::: EXTRACTED RECORDS

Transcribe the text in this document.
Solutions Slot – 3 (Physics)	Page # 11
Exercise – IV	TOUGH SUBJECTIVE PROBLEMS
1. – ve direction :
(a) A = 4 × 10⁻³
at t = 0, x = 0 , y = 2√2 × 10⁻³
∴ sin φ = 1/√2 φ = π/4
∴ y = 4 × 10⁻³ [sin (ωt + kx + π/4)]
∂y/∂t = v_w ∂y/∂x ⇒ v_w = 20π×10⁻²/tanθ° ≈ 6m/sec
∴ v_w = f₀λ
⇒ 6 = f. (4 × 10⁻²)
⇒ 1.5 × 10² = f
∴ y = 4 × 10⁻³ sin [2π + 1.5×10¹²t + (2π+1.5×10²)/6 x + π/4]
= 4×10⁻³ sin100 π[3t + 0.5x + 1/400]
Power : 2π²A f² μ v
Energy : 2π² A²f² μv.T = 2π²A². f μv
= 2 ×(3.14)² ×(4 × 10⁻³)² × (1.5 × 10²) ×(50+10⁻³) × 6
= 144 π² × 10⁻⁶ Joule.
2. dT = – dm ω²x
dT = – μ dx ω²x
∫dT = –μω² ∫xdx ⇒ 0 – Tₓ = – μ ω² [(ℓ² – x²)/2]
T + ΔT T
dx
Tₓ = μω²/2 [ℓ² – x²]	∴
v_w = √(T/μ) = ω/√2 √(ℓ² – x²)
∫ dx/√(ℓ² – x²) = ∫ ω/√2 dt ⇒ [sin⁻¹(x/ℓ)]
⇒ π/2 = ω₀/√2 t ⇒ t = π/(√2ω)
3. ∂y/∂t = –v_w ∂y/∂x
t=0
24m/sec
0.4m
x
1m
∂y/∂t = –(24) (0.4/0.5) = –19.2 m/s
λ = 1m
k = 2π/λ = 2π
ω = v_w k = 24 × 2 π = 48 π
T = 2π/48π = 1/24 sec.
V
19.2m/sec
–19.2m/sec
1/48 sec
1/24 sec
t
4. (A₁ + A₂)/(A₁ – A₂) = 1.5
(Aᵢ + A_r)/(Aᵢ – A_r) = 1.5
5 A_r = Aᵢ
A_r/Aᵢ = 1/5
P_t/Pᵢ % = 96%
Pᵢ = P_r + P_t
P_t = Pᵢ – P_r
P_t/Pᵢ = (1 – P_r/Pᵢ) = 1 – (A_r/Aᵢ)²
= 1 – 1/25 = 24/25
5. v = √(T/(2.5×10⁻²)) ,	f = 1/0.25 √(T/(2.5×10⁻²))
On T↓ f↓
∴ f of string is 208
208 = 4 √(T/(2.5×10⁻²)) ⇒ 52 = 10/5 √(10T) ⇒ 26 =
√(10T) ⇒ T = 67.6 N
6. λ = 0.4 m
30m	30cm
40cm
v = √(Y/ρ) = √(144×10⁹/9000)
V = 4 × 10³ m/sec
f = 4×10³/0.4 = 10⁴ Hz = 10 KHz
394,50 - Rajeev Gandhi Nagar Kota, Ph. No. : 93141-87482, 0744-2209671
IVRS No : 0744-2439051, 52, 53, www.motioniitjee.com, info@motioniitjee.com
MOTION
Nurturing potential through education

::::::

▶ **GOAL**: Repeat the material in full, exactly as it stands.

▶ **THE ANSWER**:
Transcribe the text in this document.
Solutions Slot – 3 (Physics)	Page # 11
Exercise – IV	TOUGH SUBJECTIVE PROBLEMS
1. – ve direction :
(a) A = 4 × 10⁻³
at t = 0, x = 0 , y = 2√2 × 10⁻³
∴ sin φ = 1/√2 φ = π/4
∴ y = 4 × 10⁻³ [sin (ωt + kx + π/4)]
∂y/∂t = v_w ∂y/∂x ⇒ v_w = 20π×10⁻²/tanθ° ≈ 6m/sec
∴ v_w = f₀λ
⇒ 6 = f. (4 × 10⁻²)
⇒ 1.5 × 10² = f
∴ y = 4 × 10⁻³ sin [2π + 1.5×10¹²t + (2π+1.5×10²)/6 x + π/4]
= 4×10⁻³ sin100 π[3t + 0.5x + 1/400]
Power : 2π²A f² μ v
Energy : 2π² A²f² μv.T = 2π²A². f μv
= 2 ×(3.14)² ×(4 × 10⁻³)² × (1.5 × 10²) ×(50+10⁻³) × 6
= 144 π² × 10⁻⁶ Joule.
2. dT = – dm ω²x
dT = – μ dx ω²x
∫dT = –μω² ∫xdx ⇒ 0 – Tₓ = – μ ω² [(ℓ² – x²)/2]
T + ΔT T
dx
Tₓ = μω²/2 [ℓ² – x²]	∴
v_w = √(T/μ) = ω/√2 √(ℓ² – x²)
∫ dx/√(ℓ² – x²) = ∫ ω/√2 dt ⇒ [sin⁻¹(x/ℓ)]
⇒ π/2 = ω₀/√2 t ⇒ t = π/(√2ω)
3. ∂y/∂t = –v_w ∂y/∂x
t=0
24m/sec
0.4m
x
1m
∂y/∂t = –(24) (0.4/0.5) = –19.2 m/s
λ = 1m
k = 2π/λ = 2π
ω = v_w k = 24 × 2 π = 48 π
T = 2π/48π = 1/24 sec.
V
19.2m/sec
–19.2m/sec
1/48 sec
1/24 sec
t
4. (A₁ + A₂)/(A₁ – A₂) = 1.5
(Aᵢ + A_r)/(Aᵢ – A_r) = 1.5
5 A_r = Aᵢ
A_r/Aᵢ = 1/5
P_t/Pᵢ % = 96%
Pᵢ = P_r + P_t
P_t = Pᵢ – P_r
P_t/Pᵢ = (1 – P_r/Pᵢ) = 1 – (A_r/Aᵢ)²
= 1 – 1/25 = 24/25
5. v = √(T/(2.5×10⁻²)) ,	f = 1/0.25 √(T/(2.5×10⁻²))
On T↓ f↓
∴ f of string is 208
208 = 4 √(T/(2.5×10⁻²)) ⇒ 52 = 10/5 √(10T) ⇒ 26 =
√(10T) ⇒ T = 67.6 N
6. λ = 0.4 m
30m	30cm
40cm
v = √(Y/ρ) = √(144×10⁹/9000)
V = 4 × 10³ m/sec
f = 4×10³/0.4 = 10⁴ Hz = 10 KHz
394,50 - Rajeev Gandhi Nagar Kota, Ph. No. : 93141-87482, 0744-2209671
IVRS No : 0744-2439051, 52, 53, www.motioniitjee.com, info@motioniitjee.com
MOTION
Nurturing potential through education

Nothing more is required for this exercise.